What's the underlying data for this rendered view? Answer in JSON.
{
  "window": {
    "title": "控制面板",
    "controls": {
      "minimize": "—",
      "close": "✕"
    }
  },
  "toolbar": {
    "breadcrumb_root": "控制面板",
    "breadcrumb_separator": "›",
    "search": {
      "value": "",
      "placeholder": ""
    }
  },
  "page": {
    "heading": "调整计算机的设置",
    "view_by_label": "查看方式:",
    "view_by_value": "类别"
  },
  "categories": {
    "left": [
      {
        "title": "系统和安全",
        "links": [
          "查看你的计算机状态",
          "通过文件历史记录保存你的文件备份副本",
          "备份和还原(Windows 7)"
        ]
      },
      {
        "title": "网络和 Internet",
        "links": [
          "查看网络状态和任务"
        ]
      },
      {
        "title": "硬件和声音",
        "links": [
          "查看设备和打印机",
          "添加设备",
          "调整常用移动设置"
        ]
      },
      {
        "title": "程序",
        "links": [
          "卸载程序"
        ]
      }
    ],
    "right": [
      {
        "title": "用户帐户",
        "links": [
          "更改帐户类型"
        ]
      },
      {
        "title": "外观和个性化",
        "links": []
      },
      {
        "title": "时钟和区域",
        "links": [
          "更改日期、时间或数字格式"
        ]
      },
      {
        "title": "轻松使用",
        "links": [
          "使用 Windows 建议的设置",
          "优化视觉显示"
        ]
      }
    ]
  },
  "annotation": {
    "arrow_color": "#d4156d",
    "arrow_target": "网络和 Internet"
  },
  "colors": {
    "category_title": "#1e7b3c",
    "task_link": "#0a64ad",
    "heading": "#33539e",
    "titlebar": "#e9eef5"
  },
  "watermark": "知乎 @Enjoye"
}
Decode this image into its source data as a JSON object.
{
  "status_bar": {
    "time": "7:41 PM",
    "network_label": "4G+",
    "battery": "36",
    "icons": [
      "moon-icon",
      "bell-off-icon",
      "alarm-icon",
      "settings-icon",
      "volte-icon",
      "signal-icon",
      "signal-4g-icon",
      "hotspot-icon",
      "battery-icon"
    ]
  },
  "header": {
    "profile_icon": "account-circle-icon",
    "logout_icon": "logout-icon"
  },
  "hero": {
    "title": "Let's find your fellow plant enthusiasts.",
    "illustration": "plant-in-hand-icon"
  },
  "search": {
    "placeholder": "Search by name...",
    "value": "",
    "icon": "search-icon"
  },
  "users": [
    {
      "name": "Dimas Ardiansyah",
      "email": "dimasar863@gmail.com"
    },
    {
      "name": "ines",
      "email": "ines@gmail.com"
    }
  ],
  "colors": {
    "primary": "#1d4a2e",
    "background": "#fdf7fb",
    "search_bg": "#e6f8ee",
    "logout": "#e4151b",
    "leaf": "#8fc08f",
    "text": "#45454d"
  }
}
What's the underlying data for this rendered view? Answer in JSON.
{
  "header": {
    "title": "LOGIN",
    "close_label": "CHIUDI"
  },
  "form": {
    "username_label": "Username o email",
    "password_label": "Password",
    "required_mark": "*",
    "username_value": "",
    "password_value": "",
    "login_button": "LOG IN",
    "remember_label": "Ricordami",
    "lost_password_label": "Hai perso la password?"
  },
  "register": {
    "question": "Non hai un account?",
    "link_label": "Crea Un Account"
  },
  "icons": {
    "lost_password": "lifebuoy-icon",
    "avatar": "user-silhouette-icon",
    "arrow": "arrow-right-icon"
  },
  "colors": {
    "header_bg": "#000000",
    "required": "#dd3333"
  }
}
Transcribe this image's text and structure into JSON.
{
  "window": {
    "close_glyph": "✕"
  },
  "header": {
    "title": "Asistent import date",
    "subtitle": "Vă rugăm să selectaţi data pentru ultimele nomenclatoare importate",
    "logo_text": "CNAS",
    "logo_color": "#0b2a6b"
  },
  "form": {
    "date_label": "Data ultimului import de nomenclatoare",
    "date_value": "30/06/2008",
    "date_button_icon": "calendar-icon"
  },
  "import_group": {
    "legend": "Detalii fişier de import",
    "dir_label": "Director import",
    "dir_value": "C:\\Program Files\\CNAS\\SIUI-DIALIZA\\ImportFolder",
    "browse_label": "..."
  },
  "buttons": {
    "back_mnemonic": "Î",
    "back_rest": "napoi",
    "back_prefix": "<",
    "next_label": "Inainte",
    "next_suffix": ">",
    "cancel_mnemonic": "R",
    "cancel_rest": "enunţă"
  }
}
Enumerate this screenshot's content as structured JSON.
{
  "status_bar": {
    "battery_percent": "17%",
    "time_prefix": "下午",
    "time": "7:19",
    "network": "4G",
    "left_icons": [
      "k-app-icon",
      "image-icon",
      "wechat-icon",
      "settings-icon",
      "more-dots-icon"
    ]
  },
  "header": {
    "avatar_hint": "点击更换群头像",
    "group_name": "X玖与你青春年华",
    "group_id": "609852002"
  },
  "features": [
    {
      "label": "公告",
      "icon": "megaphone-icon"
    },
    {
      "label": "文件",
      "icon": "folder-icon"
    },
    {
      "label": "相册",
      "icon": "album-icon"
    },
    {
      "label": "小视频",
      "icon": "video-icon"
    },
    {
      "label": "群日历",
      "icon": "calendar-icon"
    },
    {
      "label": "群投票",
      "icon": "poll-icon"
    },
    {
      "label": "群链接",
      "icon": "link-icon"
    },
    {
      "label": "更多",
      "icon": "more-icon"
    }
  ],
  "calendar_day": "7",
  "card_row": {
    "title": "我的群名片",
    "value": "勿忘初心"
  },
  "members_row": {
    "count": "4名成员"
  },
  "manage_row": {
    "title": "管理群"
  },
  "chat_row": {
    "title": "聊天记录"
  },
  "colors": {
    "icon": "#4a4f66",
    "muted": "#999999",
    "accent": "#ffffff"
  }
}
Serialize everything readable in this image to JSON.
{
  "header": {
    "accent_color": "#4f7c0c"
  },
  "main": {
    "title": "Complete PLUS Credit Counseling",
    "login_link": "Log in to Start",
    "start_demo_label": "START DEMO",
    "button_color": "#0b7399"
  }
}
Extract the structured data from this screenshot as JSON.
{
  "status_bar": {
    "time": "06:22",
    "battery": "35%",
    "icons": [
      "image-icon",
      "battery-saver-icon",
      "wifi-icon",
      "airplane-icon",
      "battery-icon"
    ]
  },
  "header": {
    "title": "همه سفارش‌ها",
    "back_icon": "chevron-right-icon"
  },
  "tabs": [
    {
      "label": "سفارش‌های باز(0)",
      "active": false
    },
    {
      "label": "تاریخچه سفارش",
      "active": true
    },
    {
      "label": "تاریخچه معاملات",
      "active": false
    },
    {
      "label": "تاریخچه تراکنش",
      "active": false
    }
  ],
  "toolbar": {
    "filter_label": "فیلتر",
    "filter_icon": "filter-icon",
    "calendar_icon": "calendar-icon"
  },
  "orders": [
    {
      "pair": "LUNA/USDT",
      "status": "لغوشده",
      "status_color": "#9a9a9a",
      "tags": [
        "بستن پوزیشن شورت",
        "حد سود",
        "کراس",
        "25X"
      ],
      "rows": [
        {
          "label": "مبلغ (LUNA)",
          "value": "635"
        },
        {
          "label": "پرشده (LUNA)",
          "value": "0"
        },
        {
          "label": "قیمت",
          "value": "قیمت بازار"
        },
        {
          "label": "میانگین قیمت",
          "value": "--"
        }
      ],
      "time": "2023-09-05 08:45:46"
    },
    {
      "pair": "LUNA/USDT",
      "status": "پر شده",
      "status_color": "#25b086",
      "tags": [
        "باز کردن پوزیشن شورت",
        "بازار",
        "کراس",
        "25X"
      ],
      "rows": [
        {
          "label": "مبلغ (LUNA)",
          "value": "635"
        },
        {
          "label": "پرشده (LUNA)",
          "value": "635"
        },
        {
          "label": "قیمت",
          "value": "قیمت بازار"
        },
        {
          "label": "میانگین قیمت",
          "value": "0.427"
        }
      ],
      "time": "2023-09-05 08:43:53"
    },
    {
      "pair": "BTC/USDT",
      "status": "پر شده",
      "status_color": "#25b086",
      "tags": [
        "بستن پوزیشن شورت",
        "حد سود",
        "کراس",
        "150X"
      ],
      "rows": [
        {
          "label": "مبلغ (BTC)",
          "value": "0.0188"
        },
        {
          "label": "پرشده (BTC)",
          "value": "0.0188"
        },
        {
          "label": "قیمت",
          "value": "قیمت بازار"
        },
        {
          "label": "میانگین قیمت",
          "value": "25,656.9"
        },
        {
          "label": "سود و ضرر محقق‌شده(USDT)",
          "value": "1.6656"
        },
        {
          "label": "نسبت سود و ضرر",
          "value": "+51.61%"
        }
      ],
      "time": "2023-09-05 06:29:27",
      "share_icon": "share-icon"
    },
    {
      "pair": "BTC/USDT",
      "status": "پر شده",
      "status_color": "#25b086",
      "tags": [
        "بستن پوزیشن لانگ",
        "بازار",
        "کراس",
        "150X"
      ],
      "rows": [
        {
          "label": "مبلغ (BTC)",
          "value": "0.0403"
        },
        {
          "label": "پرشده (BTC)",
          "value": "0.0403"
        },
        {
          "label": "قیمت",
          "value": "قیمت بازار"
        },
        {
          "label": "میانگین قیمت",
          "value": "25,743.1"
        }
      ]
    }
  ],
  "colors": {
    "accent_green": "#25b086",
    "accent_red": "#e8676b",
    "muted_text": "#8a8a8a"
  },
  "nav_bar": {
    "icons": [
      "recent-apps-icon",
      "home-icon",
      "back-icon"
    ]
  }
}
......
# GIVEN EXERCISE:
Look for the word "JSON" in every line of the listing and copy the lines that have it.

# IN RESPONSE:
What's the underlying data for this rendered view? Answer in JSON.
Decode this image into its source data as a JSON object.
What's the underlying data for this rendered view? Answer in JSON.
Transcribe this image's text and structure into JSON.
Enumerate this screenshot's content as structured JSON.
Serialize everything readable in this image to JSON.
Extract the structured data from this screenshot as JSON.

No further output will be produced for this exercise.